§ **Requirement**: Make a tally of the lines in the records that include the string "more", and give only that number.

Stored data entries
########################################

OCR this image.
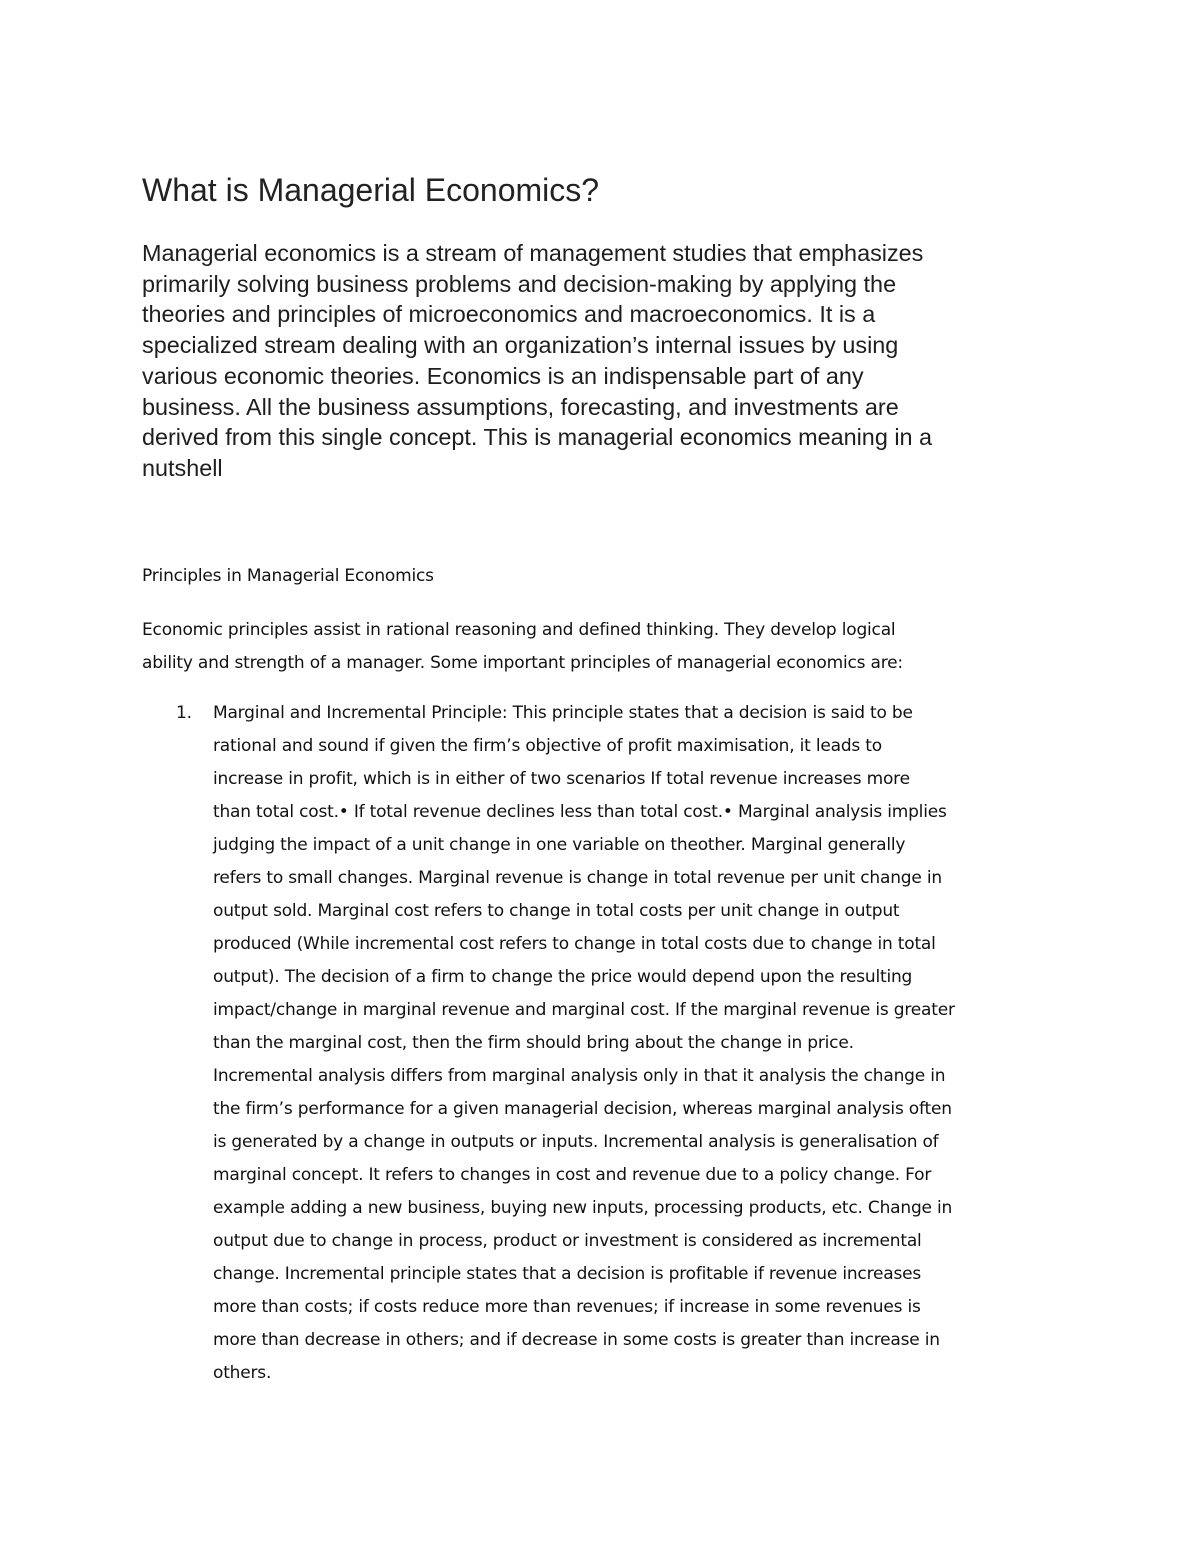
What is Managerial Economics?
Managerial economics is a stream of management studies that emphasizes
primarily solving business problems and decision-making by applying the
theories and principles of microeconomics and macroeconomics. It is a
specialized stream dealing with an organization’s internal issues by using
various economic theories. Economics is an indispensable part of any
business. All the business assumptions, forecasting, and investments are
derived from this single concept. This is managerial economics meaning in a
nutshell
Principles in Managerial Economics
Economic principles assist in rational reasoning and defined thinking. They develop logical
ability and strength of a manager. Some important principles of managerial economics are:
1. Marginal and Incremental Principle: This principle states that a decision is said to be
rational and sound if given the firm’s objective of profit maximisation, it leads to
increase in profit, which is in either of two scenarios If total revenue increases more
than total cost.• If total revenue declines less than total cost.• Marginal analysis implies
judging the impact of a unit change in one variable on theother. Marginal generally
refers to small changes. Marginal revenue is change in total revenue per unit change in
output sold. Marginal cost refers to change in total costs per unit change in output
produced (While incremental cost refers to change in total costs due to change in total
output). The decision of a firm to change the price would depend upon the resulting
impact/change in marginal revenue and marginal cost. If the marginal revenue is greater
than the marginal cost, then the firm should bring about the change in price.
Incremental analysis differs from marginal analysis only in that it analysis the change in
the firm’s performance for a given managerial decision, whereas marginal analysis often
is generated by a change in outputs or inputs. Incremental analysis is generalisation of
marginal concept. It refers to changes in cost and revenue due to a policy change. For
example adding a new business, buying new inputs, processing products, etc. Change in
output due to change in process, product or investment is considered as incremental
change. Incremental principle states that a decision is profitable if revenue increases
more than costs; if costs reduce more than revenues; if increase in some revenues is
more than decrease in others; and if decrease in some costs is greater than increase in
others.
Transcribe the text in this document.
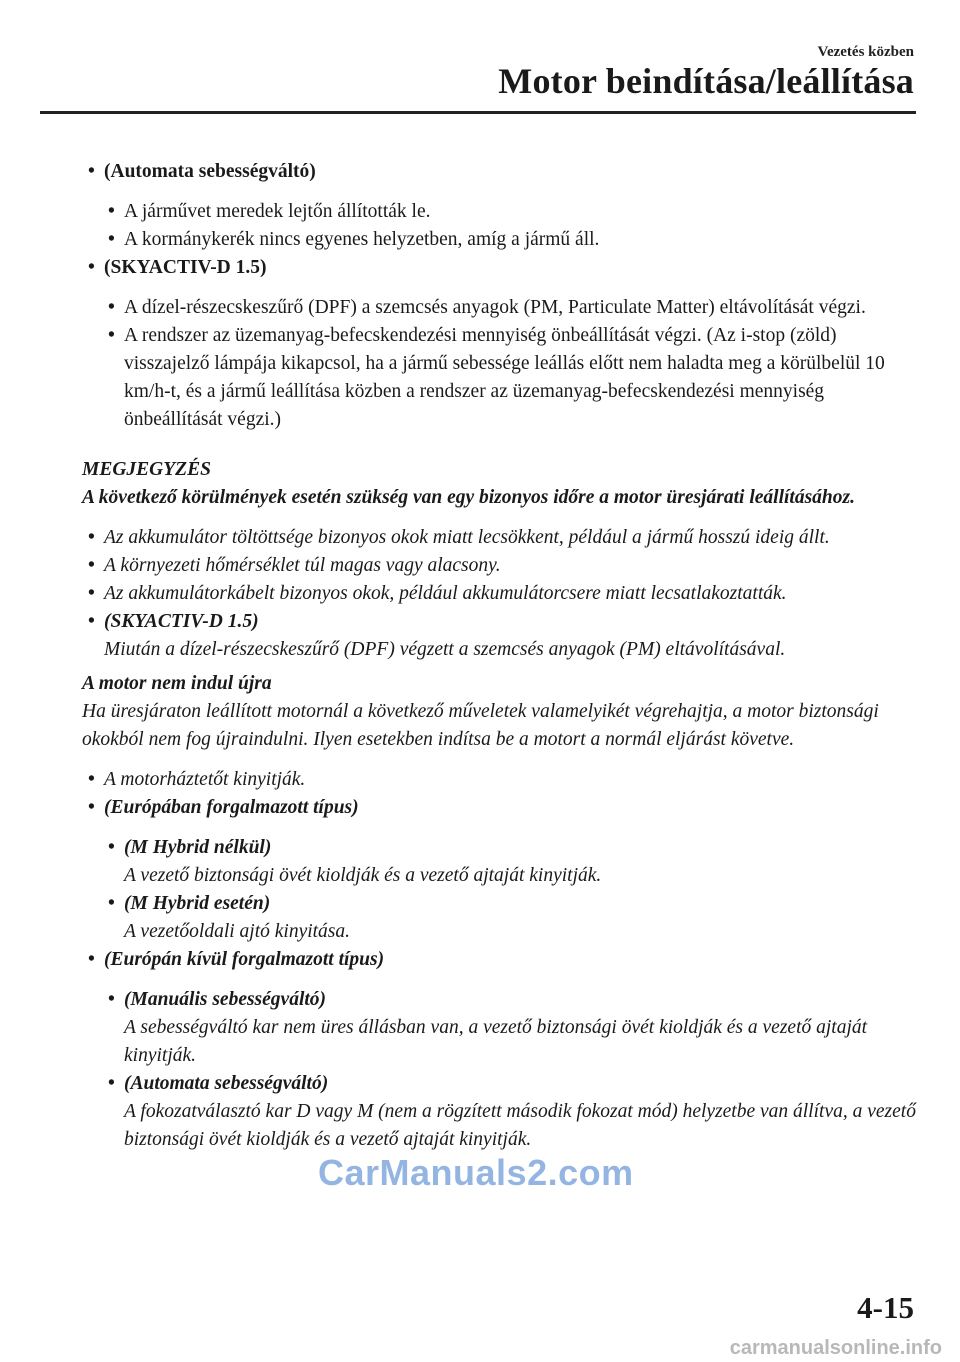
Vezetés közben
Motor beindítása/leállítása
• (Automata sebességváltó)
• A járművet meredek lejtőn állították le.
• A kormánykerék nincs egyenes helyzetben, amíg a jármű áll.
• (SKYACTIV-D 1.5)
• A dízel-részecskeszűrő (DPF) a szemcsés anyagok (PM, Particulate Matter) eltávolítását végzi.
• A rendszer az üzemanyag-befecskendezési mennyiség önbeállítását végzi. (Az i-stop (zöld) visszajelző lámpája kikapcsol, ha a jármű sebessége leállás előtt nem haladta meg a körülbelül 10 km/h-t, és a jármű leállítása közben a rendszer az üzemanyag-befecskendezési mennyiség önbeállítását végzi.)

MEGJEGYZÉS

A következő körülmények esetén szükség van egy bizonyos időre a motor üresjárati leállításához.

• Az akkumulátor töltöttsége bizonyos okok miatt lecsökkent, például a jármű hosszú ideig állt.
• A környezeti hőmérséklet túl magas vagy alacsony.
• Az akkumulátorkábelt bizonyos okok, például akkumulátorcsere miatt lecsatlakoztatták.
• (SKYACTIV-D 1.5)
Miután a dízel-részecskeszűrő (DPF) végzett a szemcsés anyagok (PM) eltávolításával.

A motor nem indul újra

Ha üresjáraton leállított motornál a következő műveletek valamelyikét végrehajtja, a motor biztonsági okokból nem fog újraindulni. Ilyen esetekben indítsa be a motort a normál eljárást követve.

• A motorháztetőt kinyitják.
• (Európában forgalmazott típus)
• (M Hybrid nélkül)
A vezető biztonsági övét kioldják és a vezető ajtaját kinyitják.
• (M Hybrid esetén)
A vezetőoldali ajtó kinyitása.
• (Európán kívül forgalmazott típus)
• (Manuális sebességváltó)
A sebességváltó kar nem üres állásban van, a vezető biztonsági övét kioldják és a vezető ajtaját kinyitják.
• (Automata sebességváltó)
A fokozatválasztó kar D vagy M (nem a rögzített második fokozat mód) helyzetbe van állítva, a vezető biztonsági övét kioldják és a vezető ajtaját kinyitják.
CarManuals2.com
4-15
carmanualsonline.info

########################################

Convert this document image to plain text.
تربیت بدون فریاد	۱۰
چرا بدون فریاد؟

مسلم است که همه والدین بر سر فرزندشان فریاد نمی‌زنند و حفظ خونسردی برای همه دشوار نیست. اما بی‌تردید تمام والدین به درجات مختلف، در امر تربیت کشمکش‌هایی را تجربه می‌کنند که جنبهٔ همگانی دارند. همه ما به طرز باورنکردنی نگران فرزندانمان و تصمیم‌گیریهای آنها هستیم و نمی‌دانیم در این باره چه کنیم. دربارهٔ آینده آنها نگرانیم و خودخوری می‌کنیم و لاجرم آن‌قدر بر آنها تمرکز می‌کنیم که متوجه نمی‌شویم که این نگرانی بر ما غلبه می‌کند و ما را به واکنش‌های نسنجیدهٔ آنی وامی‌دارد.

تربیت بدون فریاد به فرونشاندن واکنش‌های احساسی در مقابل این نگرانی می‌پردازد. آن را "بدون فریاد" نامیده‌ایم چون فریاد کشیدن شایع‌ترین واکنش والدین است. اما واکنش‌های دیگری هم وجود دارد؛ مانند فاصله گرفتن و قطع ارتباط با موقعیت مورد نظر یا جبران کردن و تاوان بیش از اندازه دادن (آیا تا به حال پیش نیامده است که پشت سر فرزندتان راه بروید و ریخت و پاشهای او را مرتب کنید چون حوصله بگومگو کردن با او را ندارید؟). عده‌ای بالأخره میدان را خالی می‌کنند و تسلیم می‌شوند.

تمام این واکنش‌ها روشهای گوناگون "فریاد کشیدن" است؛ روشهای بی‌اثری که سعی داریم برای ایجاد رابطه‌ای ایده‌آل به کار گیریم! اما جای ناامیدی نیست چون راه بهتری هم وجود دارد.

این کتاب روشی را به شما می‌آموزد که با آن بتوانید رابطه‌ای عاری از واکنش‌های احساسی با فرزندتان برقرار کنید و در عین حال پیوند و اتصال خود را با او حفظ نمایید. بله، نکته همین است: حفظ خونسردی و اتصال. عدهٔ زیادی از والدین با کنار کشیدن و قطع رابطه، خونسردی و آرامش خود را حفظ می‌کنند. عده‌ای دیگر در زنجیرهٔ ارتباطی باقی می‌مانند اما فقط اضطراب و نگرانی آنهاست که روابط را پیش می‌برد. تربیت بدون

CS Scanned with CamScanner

########################################

§ **Solved exercise**: 3